**Written problem**
Select the lines of the records containing the word "funkcija" and list them.

**Supplied records**
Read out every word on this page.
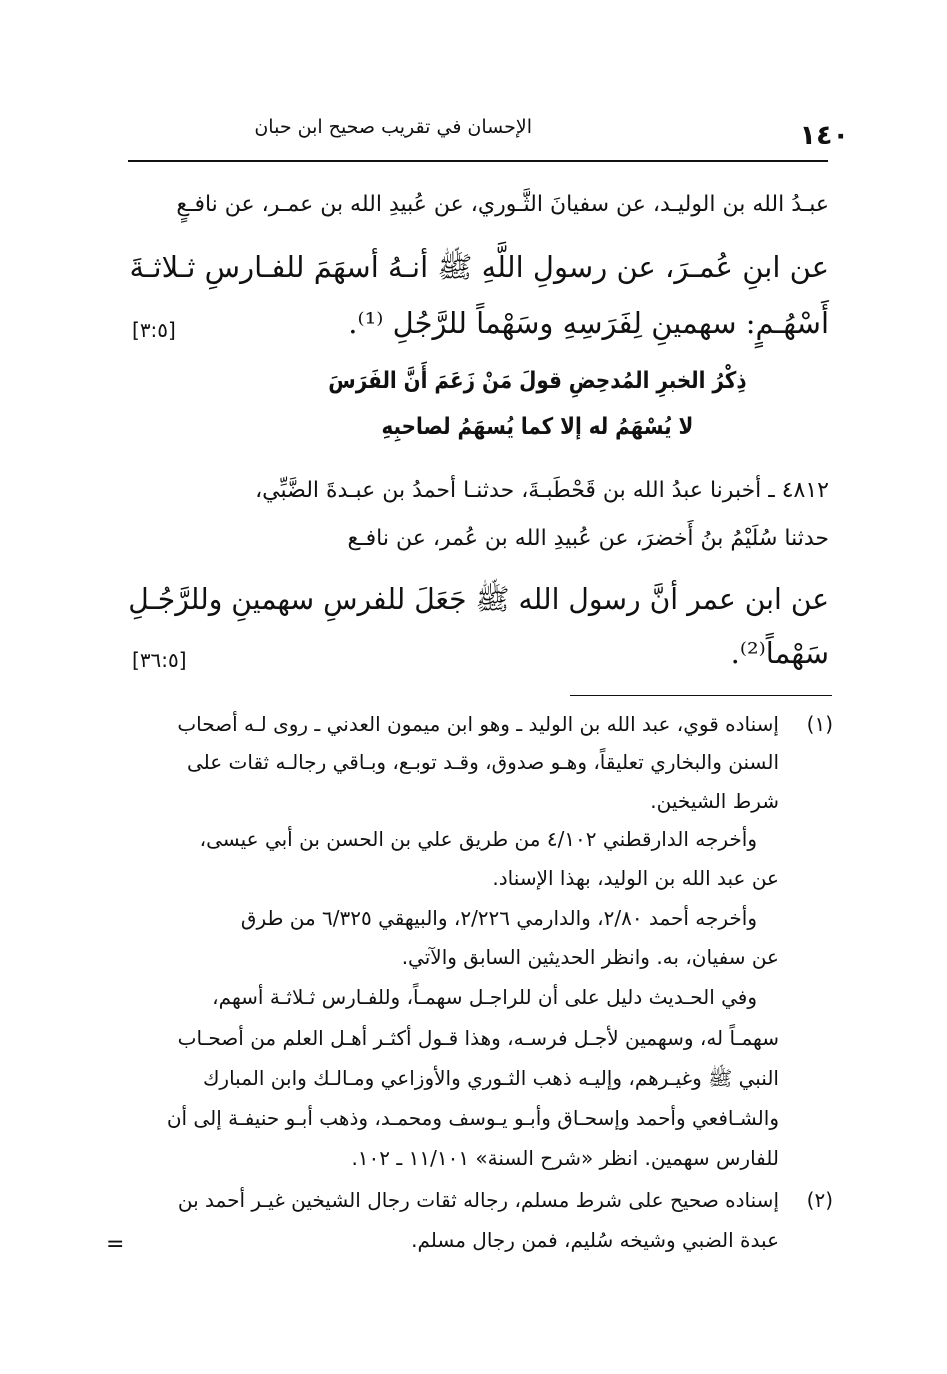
الإحسان في تقريب صحيح ابن حبان	١٤٠
عبـدُ الله بن الوليـد، عن سفيانَ الثَّـوري، عن عُبيدِ الله بن عمـر، عن نافـعٍ
عن ابنِ عُمـرَ، عن رسولِ اللَّهِ ﷺ أنـهُ أسهَمَ للفـارسِ ثـلاثـةَ
أَسْهُـمٍ: سهمينِ لِفَرَسِهِ وسَهْماً للرَّجُلِ ⁽¹⁾.
[٣:٥]
ذِكْرُ الخبرِ المُدحِضِ قولَ مَنْ زَعَمَ أَنَّ الفَرَسَ
لا يُسْهَمُ له إلا كما يُسهَمُ لصاحبِهِ
٤٨١٢ ـ أخبرنا عبدُ الله بن قَحْطَبـةَ، حدثنـا أحمدُ بن عبـدةَ الضَّبِّي،
حدثنا سُلَيْمُ بنُ أَخضرَ، عن عُبيدِ الله بن عُمر، عن نافـع
عن ابن عمر أنَّ رسول الله ﷺ جَعَلَ للفرسِ سهمينِ وللرَّجُـلِ
سَهْماً⁽²⁾.
[٣٦:٥]
(١)
إسناده قوي، عبد الله بن الوليد ـ وهو ابن ميمون العدني ـ روى لـه أصحاب
السنن والبخاري تعليقاً، وهـو صدوق، وقـد توبـع، وبـاقي رجالـه ثقات على
شرط الشيخين.
وأخرجه الدارقطني ٤/١٠٢ من طريق علي بن الحسن بن أبي عيسى،
عن عبد الله بن الوليد، بهذا الإسناد.
وأخرجه أحمد ٢/٨٠، والدارمي ٢/٢٢٦، والبيهقي ٦/٣٢٥ من طرق
عن سفيان، به. وانظر الحديثين السابق والآتي.
وفي الحـديث دليل على أن للراجـل سهمـاً، وللفـارس ثـلاثـة أسهم،
سهمـاً له، وسهمين لأجـل فرسـه، وهذا قـول أكثـر أهـل العلم من أصحـاب
النبي ﷺ وغيـرهم، وإليـه ذهب الثـوري والأوزاعي ومـالـك وابن المبارك
والشـافعي وأحمد وإسحـاق وأبـو يـوسف ومحمـد، وذهب أبـو حنيفـة إلى أن
للفارس سهمين. انظر «شرح السنة» ١١/١٠١ ـ ١٠٢.
(٢)
إسناده صحيح على شرط مسلم، رجاله ثقات رجال الشيخين غيـر أحمد بن
عبدة الضبي وشيخه سُليم، فمن رجال مسلم.
=
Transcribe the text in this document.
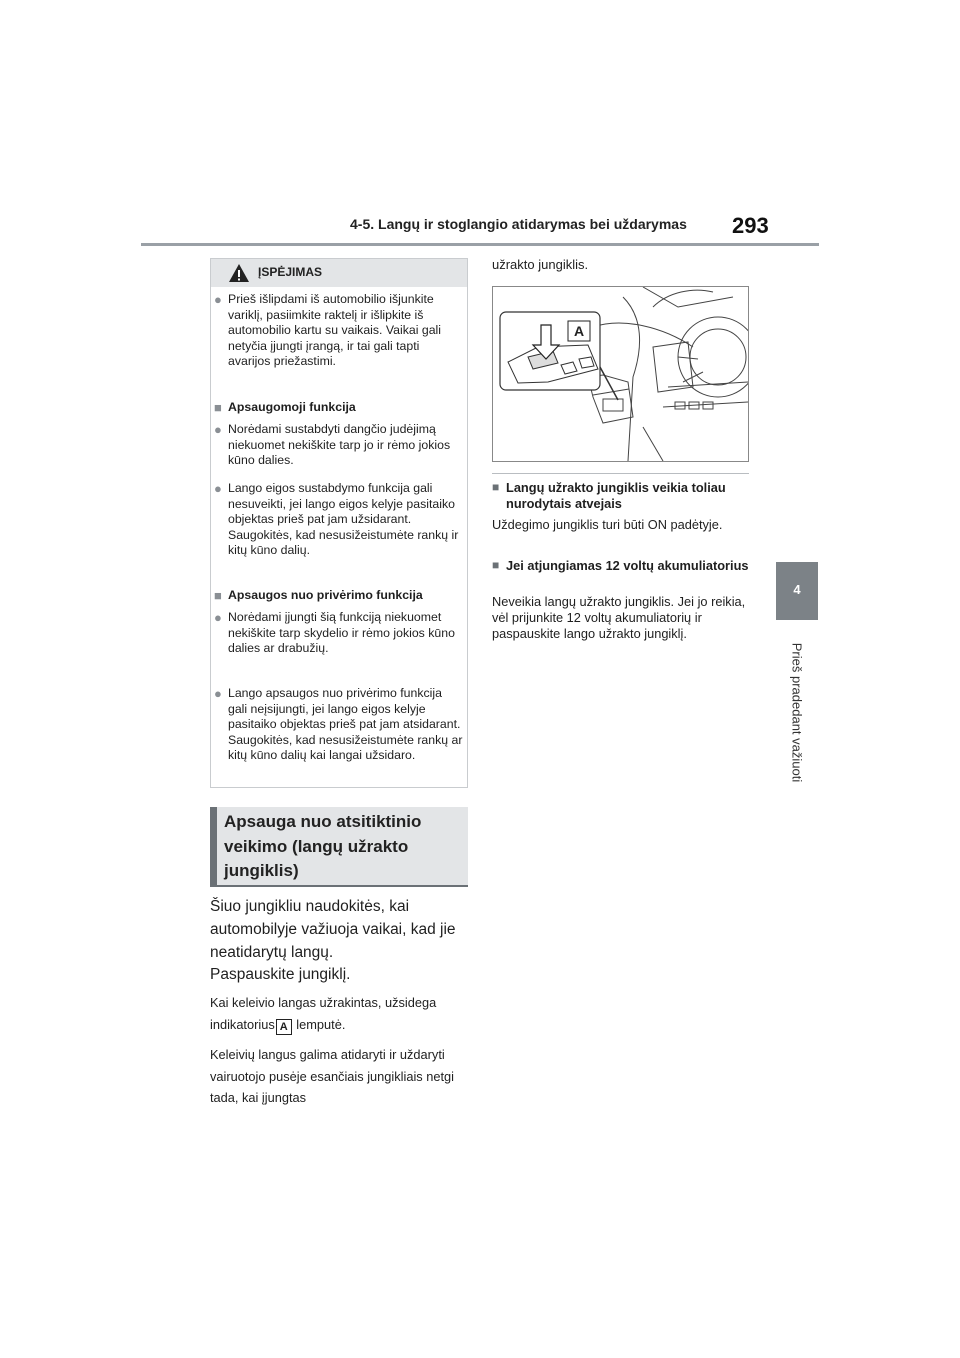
4-5. Langų ir stoglangio atidarymas bei uždarymas 293
4
Prieš pradedant važiuoti
ĮSPĖJIMAS
● Prieš išlipdami iš automobilio išjunkite variklį, pasiimkite raktelį ir išlipkite iš automobilio kartu su vaikais. Vaikai gali netyčia įjungti įrangą, ir tai gali tapti avarijos priežastimi.
■ Apsaugomoji funkcija
● Norėdami sustabdyti dangčio judėjimą niekuomet nekiškite tarp jo ir rėmo jokios kūno dalies.
● Lango eigos sustabdymo funkcija gali nesuveikti, jei lango eigos kelyje pasitaiko objektas prieš pat jam užsidarant. Saugokitės, kad nesusižeistumėte rankų ir kitų kūno dalių.
■ Apsaugos nuo privėrimo funkcija
● Norėdami įjungti šią funkciją niekuomet nekiškite tarp skydelio ir rėmo jokios kūno dalies ar drabužių.
● Lango apsaugos nuo privėrimo funkcija gali neįsijungti, jei lango eigos kelyje pasitaiko objektas prieš pat jam atsidarant. Saugokitės, kad nesusižeistumėte rankų ar kitų kūno dalių kai langai užsidaro.
Apsauga nuo atsitiktinio veikimo (langų užrakto jungiklis)
Šiuo jungikliu naudokitės, kai automobilyje važiuoja vaikai, kad jie neatidarytų langų.
Paspauskite jungiklį.
Kai keleivio langas užrakintas, užsidega indikatorius A lemputė.
Keleivių langus galima atidaryti ir uždaryti vairuotojo pusėje esančiais jungikliais netgi tada, kai įjungtas
užrakto jungiklis.
A
■ Langų užrakto jungiklis veikia toliau nurodytais atvejais
Uždegimo jungiklis turi būti ON padėtyje.
■ Jei atjungiamas 12 voltų akumuliatorius
Neveikia langų užrakto jungiklis. Jei jo reikia, vėl prijunkite 12 voltų akumuliatorių ir paspauskite lango užrakto jungiklį.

**Task output**
■ Apsaugomoji funkcija
● Lango eigos sustabdymo funkcija gali nesuveikti, jei lango eigos kelyje pasitaiko objektas prieš pat jam užsidarant. Saugokitės, kad nesusižeistumėte rankų ir kitų kūno dalių.
■ Apsaugos nuo privėrimo funkcija
● Lango apsaugos nuo privėrimo funkcija gali neįsijungti, jei lango eigos kelyje pasitaiko objektas prieš pat jam atsidarant. Saugokitės, kad nesusižeistumėte rankų ar kitų kūno dalių kai langai užsidaro.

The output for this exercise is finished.